> **STATED EXERCISE**
How many lines hold the string "JSON"? Reply with the number alone.

> **SUPPLIED DATA**
- - - - - - -

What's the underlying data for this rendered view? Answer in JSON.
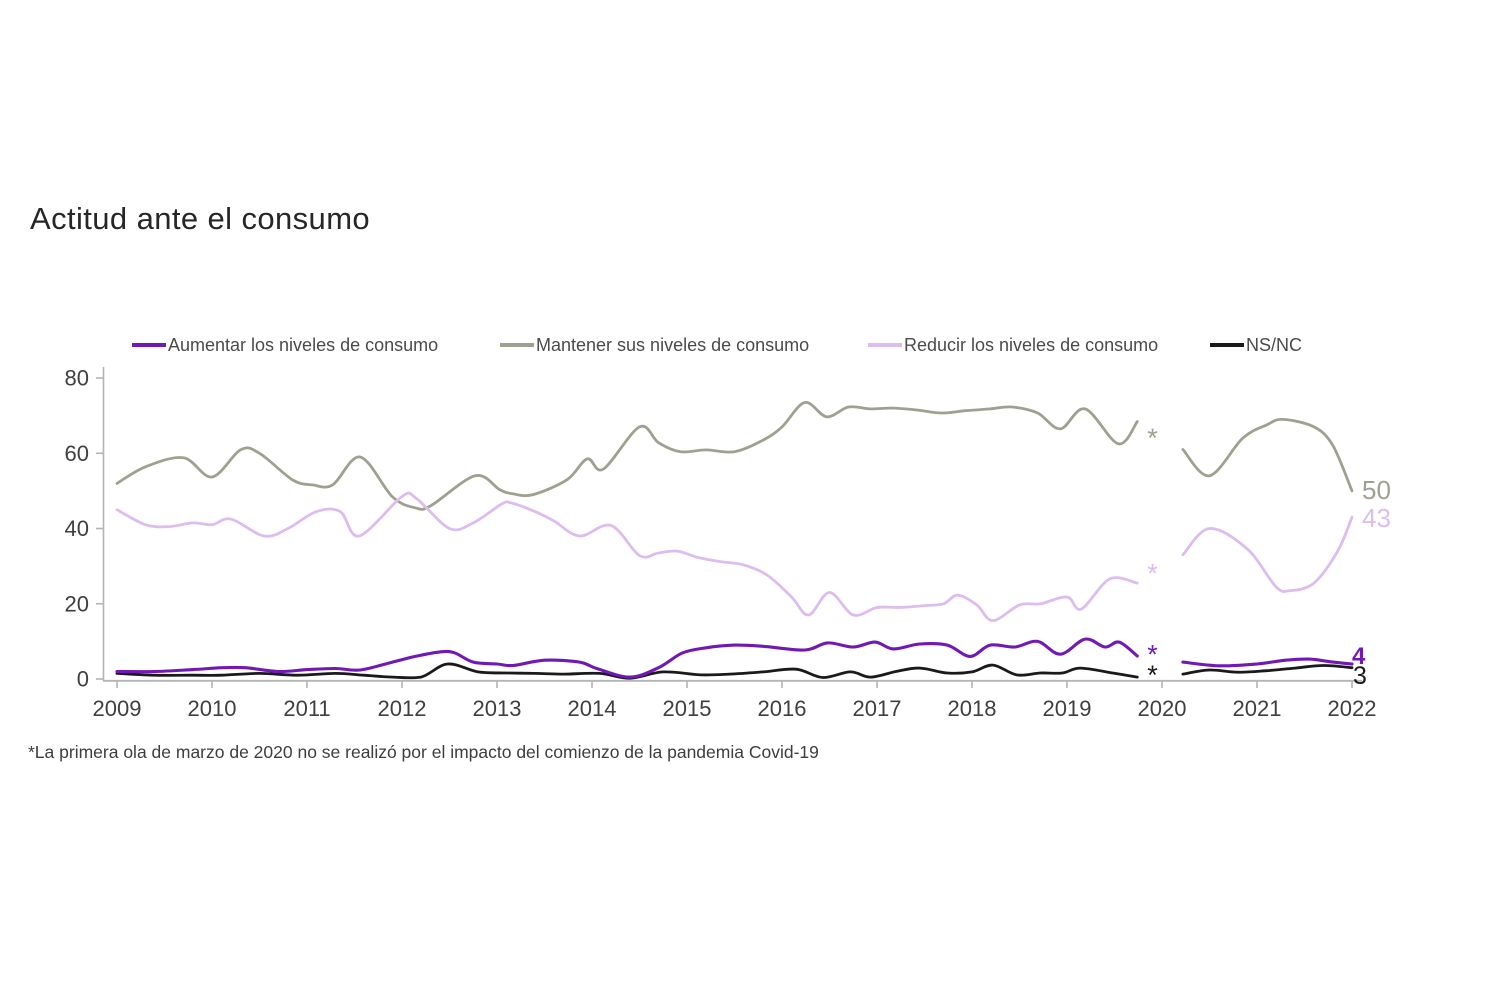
{
  "footnote": "*La primera ola de marzo de 2020 no se realizó por el impacto del comienzo de la pandemia Covid-19",
  "colors": {
    "aumentar": "#7119B5",
    "mantener": "#A0A091",
    "reducir": "#DCBDEE",
    "nsnc": "#1A1A1A",
    "axis": "#B4B4B4",
    "tick_text": "#3F3F3F"
  },
  "chart_data": {
    "type": "line",
    "title": "Actitud ante el consumo",
    "xlabel": "",
    "ylabel": "",
    "xlim": [
      2009,
      2022
    ],
    "ylim": [
      0,
      80
    ],
    "x_ticks": [
      2009,
      2010,
      2011,
      2012,
      2013,
      2014,
      2015,
      2016,
      2017,
      2018,
      2019,
      2020,
      2021,
      2022
    ],
    "y_ticks": [
      0,
      20,
      40,
      60,
      80
    ],
    "grid": false,
    "legend_position": "top",
    "gap": {
      "x": 2019.9,
      "marker": "*",
      "meaning": "ola de marzo de 2020 no realizada"
    },
    "series": [
      {
        "id": "aumentar",
        "name": "Aumentar los niveles de consumo",
        "color": "#7119B5",
        "end_label": "4",
        "gap_asterisk_y": 6.5,
        "segments": [
          {
            "x": [
              2009.0,
              2009.4,
              2009.8,
              2010.1,
              2010.35,
              2010.7,
              2011.0,
              2011.3,
              2011.56,
              2011.9,
              2012.14,
              2012.4,
              2012.55,
              2012.75,
              2013.0,
              2013.17,
              2013.5,
              2013.87,
              2014.05,
              2014.4,
              2014.7,
              2014.95,
              2015.2,
              2015.5,
              2015.8,
              2016.24,
              2016.48,
              2016.75,
              2016.98,
              2017.17,
              2017.45,
              2017.74,
              2017.98,
              2018.19,
              2018.45,
              2018.69,
              2018.93,
              2019.19,
              2019.4,
              2019.55,
              2019.74
            ],
            "y": [
              2,
              2,
              2.5,
              3,
              3,
              2,
              2.5,
              2.8,
              2.4,
              4.5,
              6,
              7.2,
              7,
              4.5,
              4,
              3.6,
              5,
              4.5,
              2.8,
              0.5,
              3,
              6.9,
              8.3,
              9,
              8.7,
              7.7,
              9.6,
              8.5,
              9.8,
              8,
              9.3,
              9,
              6,
              9,
              8.5,
              10,
              6.6,
              10.6,
              8.5,
              9.8,
              6.1
            ]
          },
          {
            "x": [
              2020.22,
              2020.6,
              2021.0,
              2021.3,
              2021.55,
              2021.8,
              2022.0
            ],
            "y": [
              4.5,
              3.5,
              4,
              5,
              5.3,
              4.5,
              4
            ]
          }
        ]
      },
      {
        "id": "mantener",
        "name": "Mantener sus niveles de consumo",
        "color": "#A0A091",
        "end_label": "50",
        "gap_asterisk_y": 64,
        "segments": [
          {
            "x": [
              2009.0,
              2009.3,
              2009.7,
              2010.0,
              2010.3,
              2010.5,
              2010.85,
              2011.06,
              2011.27,
              2011.56,
              2011.9,
              2012.14,
              2012.3,
              2012.77,
              2013.03,
              2013.17,
              2013.38,
              2013.74,
              2013.95,
              2014.12,
              2014.5,
              2014.7,
              2014.93,
              2015.2,
              2015.5,
              2015.8,
              2016.0,
              2016.24,
              2016.47,
              2016.7,
              2016.93,
              2017.17,
              2017.42,
              2017.68,
              2017.93,
              2018.19,
              2018.42,
              2018.69,
              2018.93,
              2019.19,
              2019.54,
              2019.74
            ],
            "y": [
              52,
              56.4,
              58.8,
              53.7,
              60.9,
              60,
              52.9,
              51.6,
              51.6,
              59,
              48.4,
              45.5,
              46,
              54,
              50.3,
              49.2,
              49,
              53,
              58.5,
              55.8,
              67,
              62.8,
              60.4,
              60.9,
              60.4,
              63.5,
              67,
              73.5,
              69.7,
              72.3,
              71.8,
              72,
              71.5,
              70.7,
              71.3,
              71.8,
              72.3,
              70.7,
              66.5,
              71.8,
              62.5,
              68.4
            ]
          },
          {
            "x": [
              2020.22,
              2020.5,
              2020.85,
              2021.1,
              2021.27,
              2021.6,
              2021.8,
              2022.0
            ],
            "y": [
              61,
              54,
              64,
              67.5,
              69,
              67,
              62,
              50
            ]
          }
        ]
      },
      {
        "id": "reducir",
        "name": "Reducir los niveles de consumo",
        "color": "#DCBDEE",
        "end_label": "43",
        "gap_asterisk_y": 28,
        "segments": [
          {
            "x": [
              2009.0,
              2009.3,
              2009.55,
              2009.8,
              2010.0,
              2010.2,
              2010.55,
              2010.8,
              2011.1,
              2011.35,
              2011.55,
              2012.0,
              2012.15,
              2012.5,
              2012.75,
              2013.05,
              2013.15,
              2013.4,
              2013.6,
              2013.87,
              2014.2,
              2014.5,
              2014.7,
              2014.9,
              2015.1,
              2015.35,
              2015.6,
              2015.85,
              2016.1,
              2016.28,
              2016.5,
              2016.75,
              2017.0,
              2017.25,
              2017.5,
              2017.7,
              2017.85,
              2018.05,
              2018.22,
              2018.5,
              2018.72,
              2019.0,
              2019.15,
              2019.45,
              2019.74
            ],
            "y": [
              45,
              41,
              40.5,
              41.5,
              41,
              42.5,
              38,
              40,
              44.5,
              44.5,
              38,
              48.5,
              48,
              40,
              41.5,
              46.5,
              46.8,
              44.5,
              42,
              38,
              40.8,
              32.8,
              33.5,
              34,
              32.4,
              31.2,
              30.3,
              27.5,
              21.8,
              17,
              23,
              17,
              19,
              19,
              19.5,
              20,
              22.3,
              19.7,
              15.5,
              19.7,
              20,
              21.8,
              18.6,
              26.6,
              25.5
            ]
          },
          {
            "x": [
              2020.22,
              2020.5,
              2020.9,
              2021.2,
              2021.35,
              2021.6,
              2021.85,
              2022.0
            ],
            "y": [
              33,
              40,
              34.5,
              24.5,
              23.5,
              25.5,
              34,
              43
            ]
          }
        ]
      },
      {
        "id": "nsnc",
        "name": "NS/NC",
        "color": "#1A1A1A",
        "end_label": "3",
        "gap_asterisk_y": 1,
        "segments": [
          {
            "x": [
              2009.0,
              2009.4,
              2009.8,
              2010.1,
              2010.5,
              2010.9,
              2011.3,
              2011.6,
              2011.9,
              2012.2,
              2012.48,
              2012.8,
              2013.1,
              2013.4,
              2013.7,
              2014.08,
              2014.4,
              2014.75,
              2015.15,
              2015.45,
              2015.8,
              2016.15,
              2016.43,
              2016.72,
              2016.93,
              2017.2,
              2017.45,
              2017.74,
              2018.0,
              2018.22,
              2018.47,
              2018.72,
              2018.95,
              2019.14,
              2019.48,
              2019.74
            ],
            "y": [
              1.5,
              1,
              1,
              1,
              1.5,
              1,
              1.5,
              1,
              0.5,
              0.5,
              4,
              1.9,
              1.6,
              1.5,
              1.3,
              1.5,
              0.2,
              1.9,
              1.1,
              1.3,
              1.9,
              2.6,
              0.4,
              1.9,
              0.5,
              2,
              2.9,
              1.6,
              1.9,
              3.7,
              1.1,
              1.6,
              1.6,
              2.9,
              1.6,
              0.5
            ]
          },
          {
            "x": [
              2020.22,
              2020.5,
              2020.8,
              2021.1,
              2021.4,
              2021.7,
              2022.0
            ],
            "y": [
              1.3,
              2.4,
              1.8,
              2.2,
              2.9,
              3.6,
              3
            ]
          }
        ]
      }
    ]
  }
}
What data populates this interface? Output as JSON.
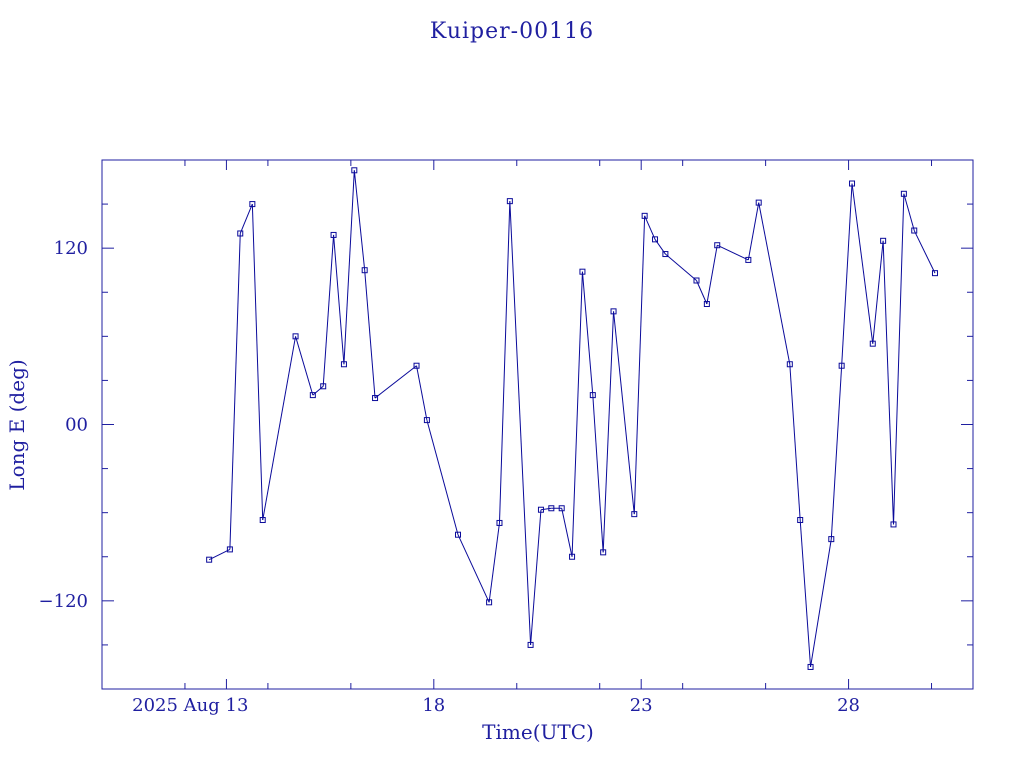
{
  "chart_data": {
    "type": "line",
    "title": "Kuiper-00116",
    "xlabel": "Time(UTC)",
    "ylabel": "Long E (deg)",
    "xlim": [
      "2025-08-10",
      "2025-08-31"
    ],
    "ylim": [
      -180,
      180
    ],
    "grid": false,
    "x_ticks": [
      {
        "date": "2025-08-13",
        "label": "2025 Aug 13"
      },
      {
        "date": "2025-08-18",
        "label": "18"
      },
      {
        "date": "2025-08-23",
        "label": "23"
      },
      {
        "date": "2025-08-28",
        "label": "28"
      }
    ],
    "y_ticks": [
      {
        "value": 120,
        "label": "120"
      },
      {
        "value": 0,
        "label": "00"
      },
      {
        "value": -120,
        "label": "−120"
      }
    ],
    "series": [
      {
        "marker": "square",
        "x": [
          "2025-08-12T14:00",
          "2025-08-13T02:00",
          "2025-08-13T08:00",
          "2025-08-13T15:00",
          "2025-08-13T21:00",
          "2025-08-14T16:00",
          "2025-08-15T02:00",
          "2025-08-15T08:00",
          "2025-08-15T14:00",
          "2025-08-15T20:00",
          "2025-08-16T02:00",
          "2025-08-16T08:00",
          "2025-08-16T14:00",
          "2025-08-17T14:00",
          "2025-08-17T20:00",
          "2025-08-18T14:00",
          "2025-08-19T08:00",
          "2025-08-19T14:00",
          "2025-08-19T20:00",
          "2025-08-20T08:00",
          "2025-08-20T14:00",
          "2025-08-20T20:00",
          "2025-08-21T02:00",
          "2025-08-21T08:00",
          "2025-08-21T14:00",
          "2025-08-21T20:00",
          "2025-08-22T02:00",
          "2025-08-22T08:00",
          "2025-08-22T20:00",
          "2025-08-23T02:00",
          "2025-08-23T08:00",
          "2025-08-23T14:00",
          "2025-08-24T08:00",
          "2025-08-24T14:00",
          "2025-08-24T20:00",
          "2025-08-25T14:00",
          "2025-08-25T20:00",
          "2025-08-26T14:00",
          "2025-08-26T20:00",
          "2025-08-27T02:00",
          "2025-08-27T14:00",
          "2025-08-27T20:00",
          "2025-08-28T02:00",
          "2025-08-28T14:00",
          "2025-08-28T20:00",
          "2025-08-29T02:00",
          "2025-08-29T08:00",
          "2025-08-29T14:00",
          "2025-08-30T02:00"
        ],
        "y": [
          -92,
          -85,
          130,
          150,
          -65,
          60,
          20,
          26,
          129,
          41,
          173,
          105,
          18,
          40,
          3,
          -75,
          -121,
          -67,
          152,
          -150,
          -58,
          -57,
          -57,
          -90,
          104,
          20,
          -87,
          77,
          -61,
          142,
          126,
          116,
          98,
          82,
          122,
          112,
          151,
          41,
          -65,
          -165,
          -78,
          40,
          164,
          55,
          125,
          -68,
          157,
          132,
          103
        ]
      }
    ]
  }
}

- - - - - - -

> **THE COMPLETED TASK**
2